====== Available records
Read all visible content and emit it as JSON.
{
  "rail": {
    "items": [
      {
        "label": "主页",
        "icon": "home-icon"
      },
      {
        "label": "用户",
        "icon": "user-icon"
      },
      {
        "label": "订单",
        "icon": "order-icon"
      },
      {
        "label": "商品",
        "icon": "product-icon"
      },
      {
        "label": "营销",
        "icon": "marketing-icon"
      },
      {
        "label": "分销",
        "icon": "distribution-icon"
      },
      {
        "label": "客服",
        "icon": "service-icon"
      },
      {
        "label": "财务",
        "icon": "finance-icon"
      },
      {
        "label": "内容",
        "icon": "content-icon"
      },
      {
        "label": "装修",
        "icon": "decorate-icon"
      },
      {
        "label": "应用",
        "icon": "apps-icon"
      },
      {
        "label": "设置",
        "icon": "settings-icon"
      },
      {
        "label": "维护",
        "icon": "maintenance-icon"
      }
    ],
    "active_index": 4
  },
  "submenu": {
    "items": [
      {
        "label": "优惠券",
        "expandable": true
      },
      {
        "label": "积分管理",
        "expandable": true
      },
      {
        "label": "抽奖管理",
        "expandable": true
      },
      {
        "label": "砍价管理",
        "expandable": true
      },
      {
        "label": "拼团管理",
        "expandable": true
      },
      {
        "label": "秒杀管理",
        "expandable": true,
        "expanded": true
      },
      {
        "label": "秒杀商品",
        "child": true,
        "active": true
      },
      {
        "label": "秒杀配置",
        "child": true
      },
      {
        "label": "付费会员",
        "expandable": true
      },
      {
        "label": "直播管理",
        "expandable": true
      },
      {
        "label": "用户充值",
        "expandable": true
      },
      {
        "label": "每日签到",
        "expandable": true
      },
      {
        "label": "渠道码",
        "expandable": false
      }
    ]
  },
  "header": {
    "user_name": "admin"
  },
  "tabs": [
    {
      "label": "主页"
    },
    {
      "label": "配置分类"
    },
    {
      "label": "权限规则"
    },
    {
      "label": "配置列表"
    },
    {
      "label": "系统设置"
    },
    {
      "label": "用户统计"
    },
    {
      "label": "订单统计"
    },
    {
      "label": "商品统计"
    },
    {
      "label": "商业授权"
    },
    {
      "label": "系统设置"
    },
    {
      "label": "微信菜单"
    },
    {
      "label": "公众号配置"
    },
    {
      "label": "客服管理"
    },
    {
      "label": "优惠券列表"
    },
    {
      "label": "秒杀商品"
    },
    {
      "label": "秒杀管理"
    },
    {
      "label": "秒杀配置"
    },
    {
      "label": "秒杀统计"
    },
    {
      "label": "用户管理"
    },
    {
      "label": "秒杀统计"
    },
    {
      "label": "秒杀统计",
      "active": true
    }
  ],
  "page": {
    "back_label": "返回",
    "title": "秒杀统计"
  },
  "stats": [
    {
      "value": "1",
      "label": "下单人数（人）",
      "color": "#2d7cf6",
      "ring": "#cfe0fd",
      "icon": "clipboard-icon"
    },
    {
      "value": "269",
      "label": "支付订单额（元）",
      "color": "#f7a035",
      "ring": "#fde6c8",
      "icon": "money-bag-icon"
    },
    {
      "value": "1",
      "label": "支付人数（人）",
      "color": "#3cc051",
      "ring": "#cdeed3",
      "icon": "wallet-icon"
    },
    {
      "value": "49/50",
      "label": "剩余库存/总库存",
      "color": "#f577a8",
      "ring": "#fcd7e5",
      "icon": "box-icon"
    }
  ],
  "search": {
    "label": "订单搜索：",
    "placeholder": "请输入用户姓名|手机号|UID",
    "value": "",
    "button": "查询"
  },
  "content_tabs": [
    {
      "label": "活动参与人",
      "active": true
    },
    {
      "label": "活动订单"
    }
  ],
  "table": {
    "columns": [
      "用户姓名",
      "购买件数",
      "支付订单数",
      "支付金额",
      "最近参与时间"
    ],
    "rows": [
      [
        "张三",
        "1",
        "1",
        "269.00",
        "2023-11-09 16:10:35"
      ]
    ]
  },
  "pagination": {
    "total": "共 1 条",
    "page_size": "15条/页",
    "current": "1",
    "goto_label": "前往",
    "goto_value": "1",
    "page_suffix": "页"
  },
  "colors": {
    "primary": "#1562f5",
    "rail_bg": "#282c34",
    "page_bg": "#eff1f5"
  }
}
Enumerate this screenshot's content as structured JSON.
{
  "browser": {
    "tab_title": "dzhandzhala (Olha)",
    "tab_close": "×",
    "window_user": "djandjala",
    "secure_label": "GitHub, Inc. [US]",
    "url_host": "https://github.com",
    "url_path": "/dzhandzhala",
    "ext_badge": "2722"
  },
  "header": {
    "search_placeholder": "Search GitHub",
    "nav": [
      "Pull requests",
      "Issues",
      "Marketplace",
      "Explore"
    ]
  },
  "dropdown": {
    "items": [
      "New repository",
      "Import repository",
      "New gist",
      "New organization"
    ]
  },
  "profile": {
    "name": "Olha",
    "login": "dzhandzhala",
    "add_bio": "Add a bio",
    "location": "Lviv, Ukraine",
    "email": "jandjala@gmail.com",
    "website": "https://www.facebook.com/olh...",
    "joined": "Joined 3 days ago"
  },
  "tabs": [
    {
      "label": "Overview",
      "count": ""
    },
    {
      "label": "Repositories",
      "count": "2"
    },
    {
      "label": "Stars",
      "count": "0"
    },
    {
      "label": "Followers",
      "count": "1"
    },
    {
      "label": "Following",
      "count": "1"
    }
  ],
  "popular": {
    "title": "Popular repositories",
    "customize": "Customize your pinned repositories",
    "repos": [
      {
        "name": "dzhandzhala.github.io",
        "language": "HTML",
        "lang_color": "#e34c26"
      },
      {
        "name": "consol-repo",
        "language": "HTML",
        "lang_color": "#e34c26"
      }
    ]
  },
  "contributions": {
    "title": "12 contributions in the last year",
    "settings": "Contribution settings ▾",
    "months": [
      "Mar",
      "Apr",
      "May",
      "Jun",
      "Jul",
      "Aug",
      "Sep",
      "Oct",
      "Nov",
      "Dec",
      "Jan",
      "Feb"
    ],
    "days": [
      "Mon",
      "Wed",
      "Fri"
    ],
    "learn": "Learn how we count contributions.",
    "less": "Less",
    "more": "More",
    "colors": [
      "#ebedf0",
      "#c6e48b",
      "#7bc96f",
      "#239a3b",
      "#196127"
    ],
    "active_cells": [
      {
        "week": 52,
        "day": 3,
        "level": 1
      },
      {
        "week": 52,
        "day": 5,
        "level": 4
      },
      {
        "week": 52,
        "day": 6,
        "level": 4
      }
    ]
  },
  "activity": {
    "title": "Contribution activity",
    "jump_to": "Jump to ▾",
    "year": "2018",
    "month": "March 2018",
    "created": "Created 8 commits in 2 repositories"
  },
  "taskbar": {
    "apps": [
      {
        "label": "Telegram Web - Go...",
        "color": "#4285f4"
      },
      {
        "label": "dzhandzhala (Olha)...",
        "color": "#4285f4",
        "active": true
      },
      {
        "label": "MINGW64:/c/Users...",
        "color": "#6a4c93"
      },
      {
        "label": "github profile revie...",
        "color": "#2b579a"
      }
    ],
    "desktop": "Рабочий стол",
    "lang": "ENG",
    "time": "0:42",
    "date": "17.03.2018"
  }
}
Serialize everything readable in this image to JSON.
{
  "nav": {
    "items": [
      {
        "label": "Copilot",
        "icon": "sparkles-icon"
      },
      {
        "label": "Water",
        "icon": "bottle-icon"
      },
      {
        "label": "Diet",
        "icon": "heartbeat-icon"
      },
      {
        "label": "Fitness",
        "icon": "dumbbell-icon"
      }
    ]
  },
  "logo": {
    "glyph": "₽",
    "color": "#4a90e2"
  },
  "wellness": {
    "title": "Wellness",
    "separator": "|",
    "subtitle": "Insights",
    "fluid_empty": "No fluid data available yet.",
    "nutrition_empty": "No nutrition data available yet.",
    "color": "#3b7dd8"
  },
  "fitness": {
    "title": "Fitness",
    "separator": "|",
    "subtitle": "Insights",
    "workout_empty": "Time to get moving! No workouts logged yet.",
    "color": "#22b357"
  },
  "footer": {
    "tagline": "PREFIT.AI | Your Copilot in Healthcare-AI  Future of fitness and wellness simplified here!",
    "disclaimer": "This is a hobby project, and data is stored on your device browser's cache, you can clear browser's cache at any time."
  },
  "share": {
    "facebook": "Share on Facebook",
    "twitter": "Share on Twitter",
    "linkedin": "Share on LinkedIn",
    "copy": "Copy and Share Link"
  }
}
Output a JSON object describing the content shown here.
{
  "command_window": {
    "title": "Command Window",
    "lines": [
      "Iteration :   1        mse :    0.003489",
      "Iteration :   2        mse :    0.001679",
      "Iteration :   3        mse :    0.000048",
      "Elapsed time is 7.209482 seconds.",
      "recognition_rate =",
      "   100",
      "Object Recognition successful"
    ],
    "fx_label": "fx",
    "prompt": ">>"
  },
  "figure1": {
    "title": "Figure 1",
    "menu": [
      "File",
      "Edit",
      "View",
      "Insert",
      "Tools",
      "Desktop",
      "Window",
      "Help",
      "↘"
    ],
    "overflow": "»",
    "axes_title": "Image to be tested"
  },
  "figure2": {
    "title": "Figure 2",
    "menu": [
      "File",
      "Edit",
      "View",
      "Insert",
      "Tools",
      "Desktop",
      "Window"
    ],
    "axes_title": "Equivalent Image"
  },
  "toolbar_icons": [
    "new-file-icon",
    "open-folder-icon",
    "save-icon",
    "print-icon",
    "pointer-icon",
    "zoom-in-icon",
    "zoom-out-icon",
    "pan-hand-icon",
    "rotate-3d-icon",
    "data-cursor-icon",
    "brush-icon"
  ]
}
============
> Exercise aim: Reply with only the number of lines in the material above where the string "settings" appears.

> Response for this exercise: 2